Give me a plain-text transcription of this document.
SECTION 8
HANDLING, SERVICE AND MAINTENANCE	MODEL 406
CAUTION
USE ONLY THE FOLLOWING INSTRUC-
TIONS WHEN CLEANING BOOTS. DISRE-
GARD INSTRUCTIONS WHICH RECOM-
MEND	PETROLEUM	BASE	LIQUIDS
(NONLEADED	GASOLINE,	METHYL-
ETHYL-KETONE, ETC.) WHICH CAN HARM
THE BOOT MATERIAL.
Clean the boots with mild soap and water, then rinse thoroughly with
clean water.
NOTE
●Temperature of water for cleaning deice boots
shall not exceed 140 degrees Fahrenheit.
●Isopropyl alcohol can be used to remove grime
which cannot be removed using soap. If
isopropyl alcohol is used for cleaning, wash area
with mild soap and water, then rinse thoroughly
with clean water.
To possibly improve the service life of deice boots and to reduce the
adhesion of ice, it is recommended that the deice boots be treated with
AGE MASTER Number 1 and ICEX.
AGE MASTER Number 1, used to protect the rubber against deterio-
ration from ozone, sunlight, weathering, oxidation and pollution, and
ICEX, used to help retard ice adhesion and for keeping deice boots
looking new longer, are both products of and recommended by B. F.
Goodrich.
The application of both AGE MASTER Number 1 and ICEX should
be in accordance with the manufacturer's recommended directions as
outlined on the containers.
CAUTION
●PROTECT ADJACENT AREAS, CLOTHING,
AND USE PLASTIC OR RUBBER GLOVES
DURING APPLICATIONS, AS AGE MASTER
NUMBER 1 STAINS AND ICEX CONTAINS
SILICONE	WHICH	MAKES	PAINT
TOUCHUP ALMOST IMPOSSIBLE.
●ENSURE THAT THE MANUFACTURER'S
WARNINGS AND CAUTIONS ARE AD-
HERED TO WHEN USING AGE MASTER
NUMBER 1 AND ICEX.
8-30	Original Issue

Problem to work on: Show every line of the records above that contains the word "with".

Correct answer:
Clean the boots with mild soap and water, then rinse thoroughly with
with mild soap and water, then rinse thoroughly
with clean water.
adhesion of ice, it is recommended that the deice boots be treated with
be in accordance with the manufacturer's recommended directions as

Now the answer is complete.